Exactly repeat the material, dropping every picture from the copy.

(Figure data in JSON)

- - - -

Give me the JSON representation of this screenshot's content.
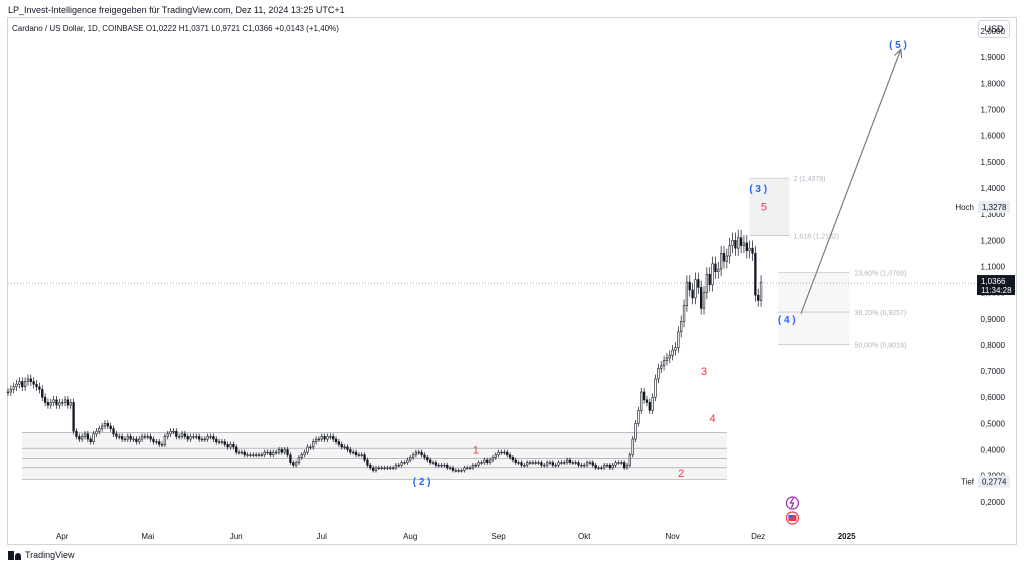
{
  "header": {
    "attribution": "LP_Invest-Intelligence freigegeben für TradingView.com, Dez 11, 2024 13:25 UTC+1",
    "legend": "Cardano / US Dollar, 1D, COINBASE  O1,0222  H1,0371  L0,9721  C1,0366  +0,0143 (+1,40%)",
    "currency_button": "USD"
  },
  "footer": {
    "brand": "TradingView"
  },
  "colors": {
    "candle": "#131722",
    "wave_red": "#f23645",
    "wave_blue": "#2962ff",
    "fib_text": "#b2b5be",
    "arrow": "#787b86",
    "price_tag_bg": "#131722",
    "zone_fill": "#f0f1f3"
  },
  "chart_data": {
    "type": "candlestick",
    "symbol": "Cardano / US Dollar",
    "interval": "1D",
    "exchange": "COINBASE",
    "ohlc_last": {
      "open": 1.0222,
      "high": 1.0371,
      "low": 0.9721,
      "close": 1.0366,
      "change": 0.0143,
      "change_pct": "+1,40%"
    },
    "ylim": [
      0.1,
      2.05
    ],
    "y_ticks": [
      "2,0000",
      "1,9000",
      "1,8000",
      "1,7000",
      "1,6000",
      "1,5000",
      "1,4000",
      "1,3000",
      "1,2000",
      "1,1000",
      "1,0000",
      "0,9000",
      "0,8000",
      "0,7000",
      "0,6000",
      "0,5000",
      "0,4000",
      "0,3000",
      "0,2000"
    ],
    "x_ticks": [
      "Apr",
      "Mai",
      "Jun",
      "Jul",
      "Aug",
      "Sep",
      "Okt",
      "Nov",
      "Dez",
      "2025"
    ],
    "x_tick_values": [
      "2024-04-01",
      "2024-05-01",
      "2024-06-01",
      "2024-07-01",
      "2024-08-01",
      "2024-09-01",
      "2024-10-01",
      "2024-11-01",
      "2024-12-01",
      "2025-01-01"
    ],
    "xlim": [
      "2024-03-13",
      "2025-02-15"
    ],
    "series_dates_start": "2024-03-13",
    "closes": [
      0.62,
      0.63,
      0.64,
      0.65,
      0.66,
      0.64,
      0.66,
      0.67,
      0.66,
      0.65,
      0.64,
      0.63,
      0.6,
      0.58,
      0.57,
      0.58,
      0.59,
      0.57,
      0.58,
      0.58,
      0.59,
      0.57,
      0.58,
      0.47,
      0.45,
      0.44,
      0.45,
      0.46,
      0.44,
      0.43,
      0.46,
      0.47,
      0.48,
      0.49,
      0.5,
      0.49,
      0.48,
      0.46,
      0.45,
      0.45,
      0.44,
      0.44,
      0.45,
      0.44,
      0.44,
      0.43,
      0.44,
      0.45,
      0.45,
      0.45,
      0.44,
      0.43,
      0.43,
      0.42,
      0.42,
      0.45,
      0.46,
      0.47,
      0.47,
      0.45,
      0.45,
      0.46,
      0.45,
      0.44,
      0.45,
      0.45,
      0.45,
      0.44,
      0.44,
      0.44,
      0.45,
      0.45,
      0.44,
      0.43,
      0.43,
      0.43,
      0.42,
      0.41,
      0.42,
      0.41,
      0.39,
      0.39,
      0.39,
      0.38,
      0.38,
      0.38,
      0.38,
      0.38,
      0.38,
      0.38,
      0.39,
      0.39,
      0.38,
      0.39,
      0.39,
      0.4,
      0.39,
      0.4,
      0.38,
      0.35,
      0.34,
      0.35,
      0.37,
      0.38,
      0.39,
      0.41,
      0.41,
      0.43,
      0.44,
      0.44,
      0.45,
      0.44,
      0.45,
      0.45,
      0.44,
      0.43,
      0.42,
      0.41,
      0.41,
      0.4,
      0.39,
      0.39,
      0.38,
      0.38,
      0.38,
      0.36,
      0.34,
      0.33,
      0.32,
      0.33,
      0.33,
      0.33,
      0.33,
      0.33,
      0.33,
      0.33,
      0.34,
      0.34,
      0.35,
      0.35,
      0.36,
      0.37,
      0.38,
      0.39,
      0.39,
      0.38,
      0.37,
      0.36,
      0.35,
      0.35,
      0.34,
      0.34,
      0.34,
      0.34,
      0.33,
      0.33,
      0.32,
      0.32,
      0.32,
      0.32,
      0.33,
      0.33,
      0.33,
      0.34,
      0.34,
      0.35,
      0.35,
      0.36,
      0.35,
      0.36,
      0.37,
      0.38,
      0.39,
      0.39,
      0.39,
      0.38,
      0.37,
      0.36,
      0.35,
      0.35,
      0.34,
      0.34,
      0.35,
      0.35,
      0.35,
      0.35,
      0.35,
      0.34,
      0.34,
      0.35,
      0.35,
      0.34,
      0.34,
      0.35,
      0.35,
      0.35,
      0.36,
      0.35,
      0.35,
      0.35,
      0.34,
      0.34,
      0.34,
      0.35,
      0.35,
      0.34,
      0.33,
      0.33,
      0.33,
      0.34,
      0.34,
      0.33,
      0.34,
      0.35,
      0.35,
      0.35,
      0.33,
      0.34,
      0.38,
      0.44,
      0.5,
      0.55,
      0.62,
      0.59,
      0.58,
      0.55,
      0.6,
      0.67,
      0.71,
      0.72,
      0.74,
      0.75,
      0.76,
      0.78,
      0.79,
      0.85,
      0.89,
      0.95,
      1.04,
      1.01,
      0.98,
      1.05,
      1.02,
      0.94,
      1.0,
      1.07,
      1.03,
      1.11,
      1.08,
      1.09,
      1.15,
      1.12,
      1.14,
      1.18,
      1.2,
      1.17,
      1.21,
      1.18,
      1.19,
      1.16,
      1.17,
      1.15,
      0.99,
      0.97,
      1.04
    ],
    "waves": [
      {
        "label": "1",
        "color": "red",
        "date": "2024-08-24",
        "price": 0.4
      },
      {
        "label": "( 2 )",
        "color": "blue",
        "date": "2024-08-05",
        "price": 0.28
      },
      {
        "label": "2",
        "color": "red",
        "date": "2024-11-04",
        "price": 0.31
      },
      {
        "label": "3",
        "color": "red",
        "date": "2024-11-12",
        "price": 0.7
      },
      {
        "label": "4",
        "color": "red",
        "date": "2024-11-15",
        "price": 0.52
      },
      {
        "label": "5",
        "color": "red",
        "date": "2024-12-03",
        "price": 1.33
      },
      {
        "label": "( 3 )",
        "color": "blue",
        "date": "2024-12-01",
        "price": 1.4
      },
      {
        "label": "( 4 )",
        "color": "blue",
        "date": "2024-12-11",
        "price": 0.9
      },
      {
        "label": "( 5 )",
        "color": "blue",
        "date": "2025-01-19",
        "price": 1.95
      }
    ],
    "fib_ext_labels": [
      {
        "text": "2 (1,4378)",
        "price": 1.4378
      },
      {
        "text": "1,618 (1,2182)",
        "price": 1.2182
      }
    ],
    "fib_retr_labels": [
      {
        "text": "23,60% (1,0769)",
        "price": 1.0769
      },
      {
        "text": "38,20% (0,9257)",
        "price": 0.9257
      },
      {
        "text": "50,00% (0,8019)",
        "price": 0.8019
      }
    ],
    "horizontal_levels": [
      0.465,
      0.405,
      0.365,
      0.33,
      0.285
    ],
    "markers": {
      "high_label": "Hoch",
      "high_value": "1,3278",
      "low_label": "Tief",
      "low_value": "0,2774",
      "last_price": "1,0366",
      "countdown": "11:34:28"
    },
    "projection": {
      "from_date": "2024-12-16",
      "from_price": 0.92,
      "to_date": "2025-01-20",
      "to_price": 1.93
    }
  }
}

- - - -

## Written reply
Give me the JSON representation of this screenshot's content.
{
  "header": {
    "attribution": "LP_Invest-Intelligence freigegeben für TradingView.com, Dez 11, 2024 13:25 UTC+1",
    "legend": "Cardano / US Dollar, 1D, COINBASE  O1,0222  H1,0371  L0,9721  C1,0366  +0,0143 (+1,40%)",
    "currency_button": "USD"
  },
  "footer": {
    "brand": "TradingView"
  },
  "colors": {
    "candle": "#131722",
    "wave_red": "#f23645",
    "wave_blue": "#2962ff",
    "fib_text": "#b2b5be",
    "arrow": "#787b86",
    "price_tag_bg": "#131722",
    "zone_fill": "#f0f1f3"
  },
  "chart_data": {
    "type": "candlestick",
    "symbol": "Cardano / US Dollar",
    "interval": "1D",
    "exchange": "COINBASE",
    "ohlc_last": {
      "open": 1.0222,
      "high": 1.0371,
      "low": 0.9721,
      "close": 1.0366,
      "change": 0.0143,
      "change_pct": "+1,40%"
    },
    "ylim": [
      0.1,
      2.05
    ],
    "y_ticks": [
      "2,0000",
      "1,9000",
      "1,8000",
      "1,7000",
      "1,6000",
      "1,5000",
      "1,4000",
      "1,3000",
      "1,2000",
      "1,1000",
      "1,0000",
      "0,9000",
      "0,8000",
      "0,7000",
      "0,6000",
      "0,5000",
      "0,4000",
      "0,3000",
      "0,2000"
    ],
    "x_ticks": [
      "Apr",
      "Mai",
      "Jun",
      "Jul",
      "Aug",
      "Sep",
      "Okt",
      "Nov",
      "Dez",
      "2025"
    ],
    "x_tick_values": [
      "2024-04-01",
      "2024-05-01",
      "2024-06-01",
      "2024-07-01",
      "2024-08-01",
      "2024-09-01",
      "2024-10-01",
      "2024-11-01",
      "2024-12-01",
      "2025-01-01"
    ],
    "xlim": [
      "2024-03-13",
      "2025-02-15"
    ],
    "series_dates_start": "2024-03-13",
    "closes": [
      0.62,
      0.63,
      0.64,
      0.65,
      0.66,
      0.64,
      0.66,
      0.67,
      0.66,
      0.65,
      0.64,
      0.63,
      0.6,
      0.58,
      0.57,
      0.58,
      0.59,
      0.57,
      0.58,
      0.58,
      0.59,
      0.57,
      0.58,
      0.47,
      0.45,
      0.44,
      0.45,
      0.46,
      0.44,
      0.43,
      0.46,
      0.47,
      0.48,
      0.49,
      0.5,
      0.49,
      0.48,
      0.46,
      0.45,
      0.45,
      0.44,
      0.44,
      0.45,
      0.44,
      0.44,
      0.43,
      0.44,
      0.45,
      0.45,
      0.45,
      0.44,
      0.43,
      0.43,
      0.42,
      0.42,
      0.45,
      0.46,
      0.47,
      0.47,
      0.45,
      0.45,
      0.46,
      0.45,
      0.44,
      0.45,
      0.45,
      0.45,
      0.44,
      0.44,
      0.44,
      0.45,
      0.45,
      0.44,
      0.43,
      0.43,
      0.43,
      0.42,
      0.41,
      0.42,
      0.41,
      0.39,
      0.39,
      0.39,
      0.38,
      0.38,
      0.38,
      0.38,
      0.38,
      0.38,
      0.38,
      0.39,
      0.39,
      0.38,
      0.39,
      0.39,
      0.4,
      0.39,
      0.4,
      0.38,
      0.35,
      0.34,
      0.35,
      0.37,
      0.38,
      0.39,
      0.41,
      0.41,
      0.43,
      0.44,
      0.44,
      0.45,
      0.44,
      0.45,
      0.45,
      0.44,
      0.43,
      0.42,
      0.41,
      0.41,
      0.4,
      0.39,
      0.39,
      0.38,
      0.38,
      0.38,
      0.36,
      0.34,
      0.33,
      0.32,
      0.33,
      0.33,
      0.33,
      0.33,
      0.33,
      0.33,
      0.33,
      0.34,
      0.34,
      0.35,
      0.35,
      0.36,
      0.37,
      0.38,
      0.39,
      0.39,
      0.38,
      0.37,
      0.36,
      0.35,
      0.35,
      0.34,
      0.34,
      0.34,
      0.34,
      0.33,
      0.33,
      0.32,
      0.32,
      0.32,
      0.32,
      0.33,
      0.33,
      0.33,
      0.34,
      0.34,
      0.35,
      0.35,
      0.36,
      0.35,
      0.36,
      0.37,
      0.38,
      0.39,
      0.39,
      0.39,
      0.38,
      0.37,
      0.36,
      0.35,
      0.35,
      0.34,
      0.34,
      0.35,
      0.35,
      0.35,
      0.35,
      0.35,
      0.34,
      0.34,
      0.35,
      0.35,
      0.34,
      0.34,
      0.35,
      0.35,
      0.35,
      0.36,
      0.35,
      0.35,
      0.35,
      0.34,
      0.34,
      0.34,
      0.35,
      0.35,
      0.34,
      0.33,
      0.33,
      0.33,
      0.34,
      0.34,
      0.33,
      0.34,
      0.35,
      0.35,
      0.35,
      0.33,
      0.34,
      0.38,
      0.44,
      0.5,
      0.55,
      0.62,
      0.59,
      0.58,
      0.55,
      0.6,
      0.67,
      0.71,
      0.72,
      0.74,
      0.75,
      0.76,
      0.78,
      0.79,
      0.85,
      0.89,
      0.95,
      1.04,
      1.01,
      0.98,
      1.05,
      1.02,
      0.94,
      1.0,
      1.07,
      1.03,
      1.11,
      1.08,
      1.09,
      1.15,
      1.12,
      1.14,
      1.18,
      1.2,
      1.17,
      1.21,
      1.18,
      1.19,
      1.16,
      1.17,
      1.15,
      0.99,
      0.97,
      1.04
    ],
    "waves": [
      {
        "label": "1",
        "color": "red",
        "date": "2024-08-24",
        "price": 0.4
      },
      {
        "label": "( 2 )",
        "color": "blue",
        "date": "2024-08-05",
        "price": 0.28
      },
      {
        "label": "2",
        "color": "red",
        "date": "2024-11-04",
        "price": 0.31
      },
      {
        "label": "3",
        "color": "red",
        "date": "2024-11-12",
        "price": 0.7
      },
      {
        "label": "4",
        "color": "red",
        "date": "2024-11-15",
        "price": 0.52
      },
      {
        "label": "5",
        "color": "red",
        "date": "2024-12-03",
        "price": 1.33
      },
      {
        "label": "( 3 )",
        "color": "blue",
        "date": "2024-12-01",
        "price": 1.4
      },
      {
        "label": "( 4 )",
        "color": "blue",
        "date": "2024-12-11",
        "price": 0.9
      },
      {
        "label": "( 5 )",
        "color": "blue",
        "date": "2025-01-19",
        "price": 1.95
      }
    ],
    "fib_ext_labels": [
      {
        "text": "2 (1,4378)",
        "price": 1.4378
      },
      {
        "text": "1,618 (1,2182)",
        "price": 1.2182
      }
    ],
    "fib_retr_labels": [
      {
        "text": "23,60% (1,0769)",
        "price": 1.0769
      },
      {
        "text": "38,20% (0,9257)",
        "price": 0.9257
      },
      {
        "text": "50,00% (0,8019)",
        "price": 0.8019
      }
    ],
    "horizontal_levels": [
      0.465,
      0.405,
      0.365,
      0.33,
      0.285
    ],
    "markers": {
      "high_label": "Hoch",
      "high_value": "1,3278",
      "low_label": "Tief",
      "low_value": "0,2774",
      "last_price": "1,0366",
      "countdown": "11:34:28"
    },
    "projection": {
      "from_date": "2024-12-16",
      "from_price": 0.92,
      "to_date": "2025-01-20",
      "to_price": 1.93
    }
  }
}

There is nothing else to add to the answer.